-- start Task input --
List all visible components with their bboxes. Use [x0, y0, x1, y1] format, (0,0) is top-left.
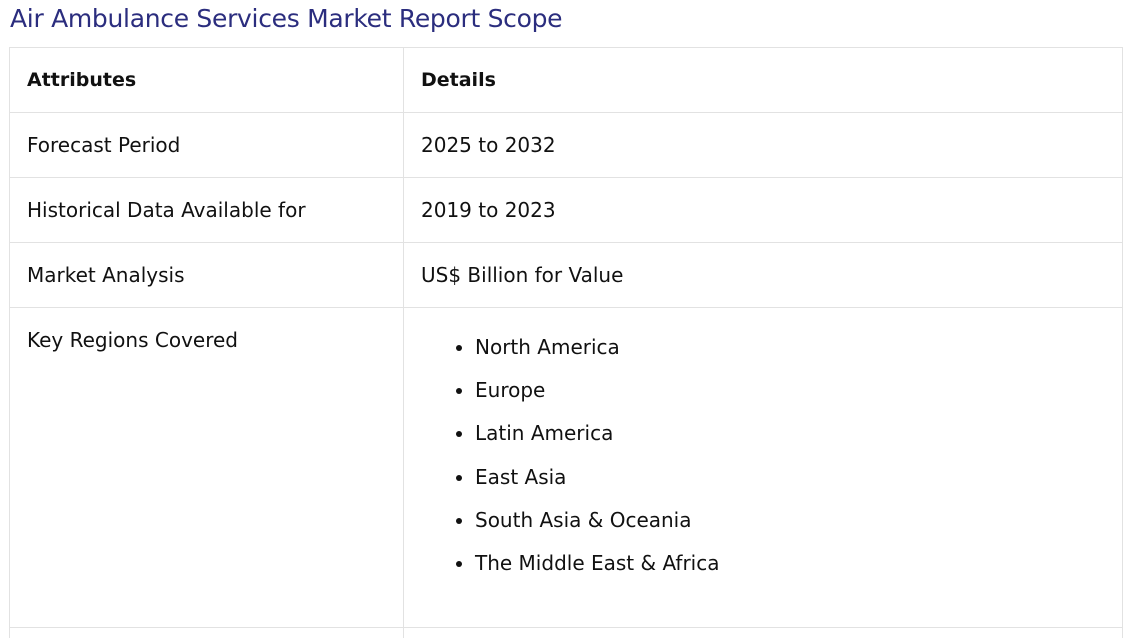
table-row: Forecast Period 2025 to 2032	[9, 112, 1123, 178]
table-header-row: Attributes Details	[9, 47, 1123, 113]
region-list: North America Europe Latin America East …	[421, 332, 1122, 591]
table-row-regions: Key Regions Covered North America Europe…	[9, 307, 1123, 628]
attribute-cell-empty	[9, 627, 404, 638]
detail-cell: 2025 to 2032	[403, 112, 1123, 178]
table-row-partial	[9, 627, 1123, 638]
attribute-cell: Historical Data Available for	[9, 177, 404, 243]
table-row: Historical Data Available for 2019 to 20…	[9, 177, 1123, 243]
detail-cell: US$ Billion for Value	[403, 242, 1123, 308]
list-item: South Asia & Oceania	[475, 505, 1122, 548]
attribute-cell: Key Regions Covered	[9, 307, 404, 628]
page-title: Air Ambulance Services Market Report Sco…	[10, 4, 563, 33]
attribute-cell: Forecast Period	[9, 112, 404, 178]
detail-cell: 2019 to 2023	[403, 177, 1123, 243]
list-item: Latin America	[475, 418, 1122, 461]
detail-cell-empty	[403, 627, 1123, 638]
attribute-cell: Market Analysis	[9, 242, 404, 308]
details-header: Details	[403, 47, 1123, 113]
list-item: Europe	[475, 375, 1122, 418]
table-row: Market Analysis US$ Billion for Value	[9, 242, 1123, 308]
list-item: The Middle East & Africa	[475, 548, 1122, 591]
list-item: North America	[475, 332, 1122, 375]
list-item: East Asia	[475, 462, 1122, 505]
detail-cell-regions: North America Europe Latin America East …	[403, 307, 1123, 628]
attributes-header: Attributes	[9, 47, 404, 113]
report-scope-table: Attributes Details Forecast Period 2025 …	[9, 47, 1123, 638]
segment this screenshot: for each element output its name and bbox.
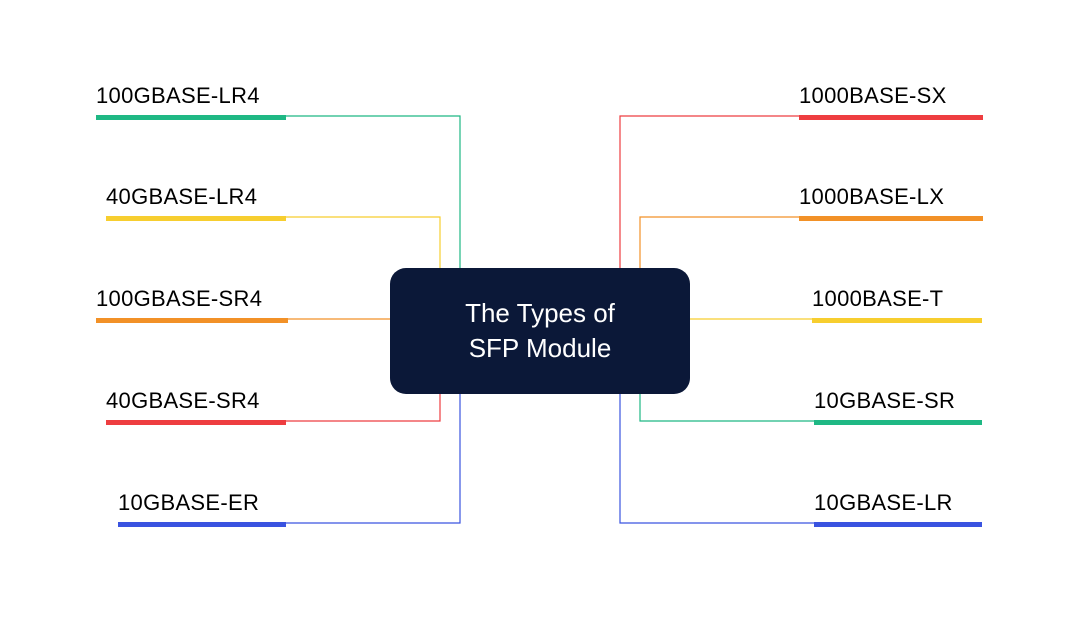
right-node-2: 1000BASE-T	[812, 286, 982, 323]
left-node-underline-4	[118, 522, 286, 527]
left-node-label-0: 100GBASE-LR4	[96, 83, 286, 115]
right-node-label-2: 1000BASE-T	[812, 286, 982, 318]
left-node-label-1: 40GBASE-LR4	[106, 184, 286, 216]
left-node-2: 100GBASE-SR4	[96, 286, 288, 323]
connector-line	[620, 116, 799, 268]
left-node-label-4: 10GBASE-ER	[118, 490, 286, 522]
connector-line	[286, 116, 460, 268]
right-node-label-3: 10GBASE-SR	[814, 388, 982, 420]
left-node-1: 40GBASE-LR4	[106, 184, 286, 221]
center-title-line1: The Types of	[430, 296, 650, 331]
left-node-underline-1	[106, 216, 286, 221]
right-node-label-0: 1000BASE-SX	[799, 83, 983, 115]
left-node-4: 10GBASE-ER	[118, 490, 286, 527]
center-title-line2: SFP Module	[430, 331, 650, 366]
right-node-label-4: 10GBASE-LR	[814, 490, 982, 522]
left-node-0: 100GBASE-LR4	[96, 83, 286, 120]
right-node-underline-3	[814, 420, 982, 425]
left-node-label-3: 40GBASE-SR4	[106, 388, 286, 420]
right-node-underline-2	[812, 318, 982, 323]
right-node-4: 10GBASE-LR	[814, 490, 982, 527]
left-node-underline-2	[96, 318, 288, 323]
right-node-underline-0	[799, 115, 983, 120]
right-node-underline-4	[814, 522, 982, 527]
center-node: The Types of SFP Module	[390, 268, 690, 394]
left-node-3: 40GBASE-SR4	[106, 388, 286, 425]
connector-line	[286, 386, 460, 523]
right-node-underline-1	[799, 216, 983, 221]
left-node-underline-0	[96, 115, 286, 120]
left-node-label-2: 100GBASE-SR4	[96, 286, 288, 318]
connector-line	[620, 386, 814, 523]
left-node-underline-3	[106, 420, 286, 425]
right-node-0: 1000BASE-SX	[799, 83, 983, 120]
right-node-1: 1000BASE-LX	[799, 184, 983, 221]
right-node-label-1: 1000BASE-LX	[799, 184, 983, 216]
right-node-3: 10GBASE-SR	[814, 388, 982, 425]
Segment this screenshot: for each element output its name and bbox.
-- end Task input --
-- start Task input --
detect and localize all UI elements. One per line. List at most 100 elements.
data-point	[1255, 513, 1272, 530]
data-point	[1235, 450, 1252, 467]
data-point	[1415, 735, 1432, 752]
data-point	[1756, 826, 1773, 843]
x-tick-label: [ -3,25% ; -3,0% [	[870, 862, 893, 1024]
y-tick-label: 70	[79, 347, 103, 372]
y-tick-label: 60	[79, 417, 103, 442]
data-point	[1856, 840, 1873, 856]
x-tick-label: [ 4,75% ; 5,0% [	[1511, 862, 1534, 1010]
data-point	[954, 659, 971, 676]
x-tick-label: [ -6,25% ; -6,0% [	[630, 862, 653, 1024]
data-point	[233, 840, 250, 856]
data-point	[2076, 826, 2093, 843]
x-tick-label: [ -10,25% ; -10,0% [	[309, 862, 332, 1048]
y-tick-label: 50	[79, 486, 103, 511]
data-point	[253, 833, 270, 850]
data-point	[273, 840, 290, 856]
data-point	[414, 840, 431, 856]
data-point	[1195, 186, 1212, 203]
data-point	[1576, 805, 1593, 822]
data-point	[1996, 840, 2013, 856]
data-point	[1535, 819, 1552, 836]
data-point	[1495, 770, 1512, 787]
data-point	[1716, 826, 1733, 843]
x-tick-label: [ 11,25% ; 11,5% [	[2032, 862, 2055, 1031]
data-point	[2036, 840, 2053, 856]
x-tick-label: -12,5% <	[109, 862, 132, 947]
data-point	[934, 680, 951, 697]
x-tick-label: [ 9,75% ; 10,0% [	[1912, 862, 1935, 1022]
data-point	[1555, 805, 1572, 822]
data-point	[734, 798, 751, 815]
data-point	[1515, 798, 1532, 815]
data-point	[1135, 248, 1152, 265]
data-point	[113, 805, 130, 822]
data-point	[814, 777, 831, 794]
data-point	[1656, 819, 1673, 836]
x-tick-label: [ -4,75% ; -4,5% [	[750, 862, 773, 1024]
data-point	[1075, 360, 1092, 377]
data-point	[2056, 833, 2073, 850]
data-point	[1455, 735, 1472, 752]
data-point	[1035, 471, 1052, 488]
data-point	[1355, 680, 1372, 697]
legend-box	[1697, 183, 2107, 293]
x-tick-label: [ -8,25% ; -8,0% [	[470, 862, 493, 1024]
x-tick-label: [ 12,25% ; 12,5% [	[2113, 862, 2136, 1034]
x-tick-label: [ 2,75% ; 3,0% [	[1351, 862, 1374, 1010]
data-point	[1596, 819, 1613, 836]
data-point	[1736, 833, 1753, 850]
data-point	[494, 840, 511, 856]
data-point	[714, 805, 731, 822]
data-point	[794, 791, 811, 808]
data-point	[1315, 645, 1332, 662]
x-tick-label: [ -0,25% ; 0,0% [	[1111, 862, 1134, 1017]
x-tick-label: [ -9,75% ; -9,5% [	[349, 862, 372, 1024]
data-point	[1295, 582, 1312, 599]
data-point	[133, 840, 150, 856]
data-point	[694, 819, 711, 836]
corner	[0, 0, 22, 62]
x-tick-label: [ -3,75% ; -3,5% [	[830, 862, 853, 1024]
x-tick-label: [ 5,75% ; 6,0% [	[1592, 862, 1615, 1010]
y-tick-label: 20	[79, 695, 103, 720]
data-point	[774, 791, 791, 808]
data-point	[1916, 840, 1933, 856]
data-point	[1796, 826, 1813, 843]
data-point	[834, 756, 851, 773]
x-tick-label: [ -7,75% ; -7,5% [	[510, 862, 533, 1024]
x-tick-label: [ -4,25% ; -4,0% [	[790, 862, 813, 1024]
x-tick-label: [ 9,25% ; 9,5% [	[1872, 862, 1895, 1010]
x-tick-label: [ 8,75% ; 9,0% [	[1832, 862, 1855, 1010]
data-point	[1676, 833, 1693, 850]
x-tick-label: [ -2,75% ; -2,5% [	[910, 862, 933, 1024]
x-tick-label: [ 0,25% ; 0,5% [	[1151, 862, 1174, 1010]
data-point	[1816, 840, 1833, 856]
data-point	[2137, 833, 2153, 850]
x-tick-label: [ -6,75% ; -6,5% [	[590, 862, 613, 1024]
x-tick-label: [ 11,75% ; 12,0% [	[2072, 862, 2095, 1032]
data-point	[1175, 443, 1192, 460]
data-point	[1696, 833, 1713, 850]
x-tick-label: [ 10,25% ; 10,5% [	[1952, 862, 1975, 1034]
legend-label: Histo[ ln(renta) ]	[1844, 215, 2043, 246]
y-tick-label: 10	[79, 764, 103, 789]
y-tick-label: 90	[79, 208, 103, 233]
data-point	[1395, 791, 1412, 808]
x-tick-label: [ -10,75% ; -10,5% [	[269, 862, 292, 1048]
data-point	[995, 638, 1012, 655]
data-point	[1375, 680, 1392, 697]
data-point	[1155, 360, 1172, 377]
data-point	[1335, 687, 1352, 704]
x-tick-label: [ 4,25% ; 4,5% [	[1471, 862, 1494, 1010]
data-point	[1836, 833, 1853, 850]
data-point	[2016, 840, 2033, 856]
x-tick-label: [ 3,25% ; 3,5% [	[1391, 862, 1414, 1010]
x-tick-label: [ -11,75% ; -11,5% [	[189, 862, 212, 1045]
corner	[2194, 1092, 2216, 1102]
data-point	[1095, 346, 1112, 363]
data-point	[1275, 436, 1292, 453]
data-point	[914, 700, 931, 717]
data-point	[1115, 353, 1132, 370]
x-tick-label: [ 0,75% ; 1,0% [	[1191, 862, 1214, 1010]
-- end Task input --
## Challenge
Write out the data lines word for word, starting with the line that contains "detect and localize" and stopping after the line that contains "x-tick-label: [ -3,25%".

## Answer to this task
detect and localize all UI elements. One per line. List at most 100 elements.
data-point	[1255, 513, 1272, 530]
data-point	[1235, 450, 1252, 467]
data-point	[1415, 735, 1432, 752]
data-point	[1756, 826, 1773, 843]
x-tick-label: [ -3,25% ; -3,0% [	[870, 862, 893, 1024]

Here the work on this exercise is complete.